* _Exercise task_:
Repeat the records word for word, excluding any picture.

Source records
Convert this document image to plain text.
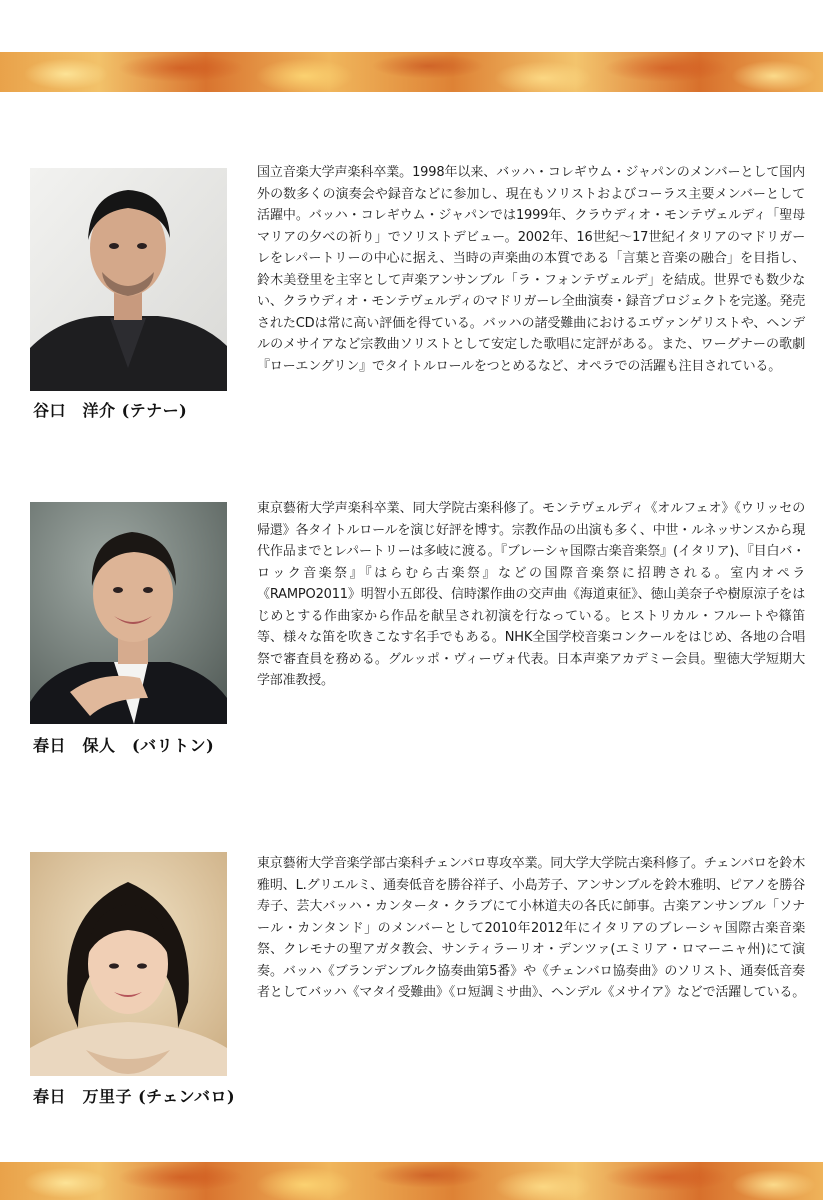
谷口　洋介 (テナー)

国立音楽大学声楽科卒業。1998年以来、バッハ・コレギウム・ジャパンのメンバーとして国内外の数多くの演奏会や録音などに参加し、現在もソリストおよびコーラス主要メンバーとして活躍中。バッハ・コレギウム・ジャパンでは1999年、クラウディオ・モンテヴェルディ「聖母マリアの夕べの祈り」でソリストデビュー。2002年、16世紀〜17世紀イタリアのマドリガーレをレパートリーの中心に据え、当時の声楽曲の本質である「言葉と音楽の融合」を目指し、鈴木美登里を主宰として声楽アンサンブル「ラ・フォンテヴェルデ」を結成。世界でも数少ない、クラウディオ・モンテヴェルディのマドリガーレ全曲演奏・録音プロジェクトを完遂。発売されたCDは常に高い評価を得ている。バッハの諸受難曲におけるエヴァンゲリストや、ヘンデルのメサイアなど宗教曲ソリストとして安定した歌唱に定評がある。また、ワーグナーの歌劇『ローエングリン』でタイトルロールをつとめるなど、オペラでの活躍も注目されている。

春日　保人　(バリトン)

東京藝術大学声楽科卒業、同大学院古楽科修了。モンテヴェルディ《オルフェオ》《ウリッセの帰還》各タイトルロールを演じ好評を博す。宗教作品の出演も多く、中世・ルネッサンスから現代作品までとレパートリーは多岐に渡る。『ブレーシャ国際古楽音楽祭』(イタリア)、『目白バ・ロック音楽祭』『はらむら古楽祭』などの国際音楽祭に招聘される。室内オペラ《RAMPO2011》明智小五郎役、信時潔作曲の交声曲《海道東征》、徳山美奈子や樹原涼子をはじめとする作曲家から作品を献呈され初演を行なっている。ヒストリカル・フルートや篠笛等、様々な笛を吹きこなす名手でもある。NHK全国学校音楽コンクールをはじめ、各地の合唱祭で審査員を務める。グルッポ・ヴィーヴォ代表。日本声楽アカデミー会員。聖徳大学短期大学部准教授。

春日　万里子 (チェンバロ)

東京藝術大学音楽学部古楽科チェンバロ専攻卒業。同大学大学院古楽科修了。チェンバロを鈴木雅明、L.グリエルミ、通奏低音を勝谷祥子、小島芳子、アンサンブルを鈴木雅明、ピアノを勝谷寿子、芸大バッハ・カンタータ・クラブにて小林道夫の各氏に師事。古楽アンサンブル「ソナール・カンタンド」のメンバーとして2010年2012年にイタリアのブレーシャ国際古楽音楽祭、クレモナの聖アガタ教会、サンティラーリオ・デンツァ(エミリア・ロマーニャ州)にて演奏。バッハ《ブランデンブルク協奏曲第5番》や《チェンバロ協奏曲》のソリスト、通奏低音奏者としてバッハ《マタイ受難曲》《ロ短調ミサ曲》、ヘンデル《メサイア》などで活躍している。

* _Response below_:
Convert this document image to plain text.
谷口　洋介 (テナー)

国立音楽大学声楽科卒業。1998年以来、バッハ・コレギウム・ジャパンのメンバーとして国内外の数多くの演奏会や録音などに参加し、現在もソリストおよびコーラス主要メンバーとして活躍中。バッハ・コレギウム・ジャパンでは1999年、クラウディオ・モンテヴェルディ「聖母マリアの夕べの祈り」でソリストデビュー。2002年、16世紀〜17世紀イタリアのマドリガーレをレパートリーの中心に据え、当時の声楽曲の本質である「言葉と音楽の融合」を目指し、鈴木美登里を主宰として声楽アンサンブル「ラ・フォンテヴェルデ」を結成。世界でも数少ない、クラウディオ・モンテヴェルディのマドリガーレ全曲演奏・録音プロジェクトを完遂。発売されたCDは常に高い評価を得ている。バッハの諸受難曲におけるエヴァンゲリストや、ヘンデルのメサイアなど宗教曲ソリストとして安定した歌唱に定評がある。また、ワーグナーの歌劇『ローエングリン』でタイトルロールをつとめるなど、オペラでの活躍も注目されている。

春日　保人　(バリトン)

東京藝術大学声楽科卒業、同大学院古楽科修了。モンテヴェルディ《オルフェオ》《ウリッセの帰還》各タイトルロールを演じ好評を博す。宗教作品の出演も多く、中世・ルネッサンスから現代作品までとレパートリーは多岐に渡る。『ブレーシャ国際古楽音楽祭』(イタリア)、『目白バ・ロック音楽祭』『はらむら古楽祭』などの国際音楽祭に招聘される。室内オペラ《RAMPO2011》明智小五郎役、信時潔作曲の交声曲《海道東征》、徳山美奈子や樹原涼子をはじめとする作曲家から作品を献呈され初演を行なっている。ヒストリカル・フルートや篠笛等、様々な笛を吹きこなす名手でもある。NHK全国学校音楽コンクールをはじめ、各地の合唱祭で審査員を務める。グルッポ・ヴィーヴォ代表。日本声楽アカデミー会員。聖徳大学短期大学部准教授。

春日　万里子 (チェンバロ)

東京藝術大学音楽学部古楽科チェンバロ専攻卒業。同大学大学院古楽科修了。チェンバロを鈴木雅明、L.グリエルミ、通奏低音を勝谷祥子、小島芳子、アンサンブルを鈴木雅明、ピアノを勝谷寿子、芸大バッハ・カンタータ・クラブにて小林道夫の各氏に師事。古楽アンサンブル「ソナール・カンタンド」のメンバーとして2010年2012年にイタリアのブレーシャ国際古楽音楽祭、クレモナの聖アガタ教会、サンティラーリオ・デンツァ(エミリア・ロマーニャ州)にて演奏。バッハ《ブランデンブルク協奏曲第5番》や《チェンバロ協奏曲》のソリスト、通奏低音奏者としてバッハ《マタイ受難曲》《ロ短調ミサ曲》、ヘンデル《メサイア》などで活躍している。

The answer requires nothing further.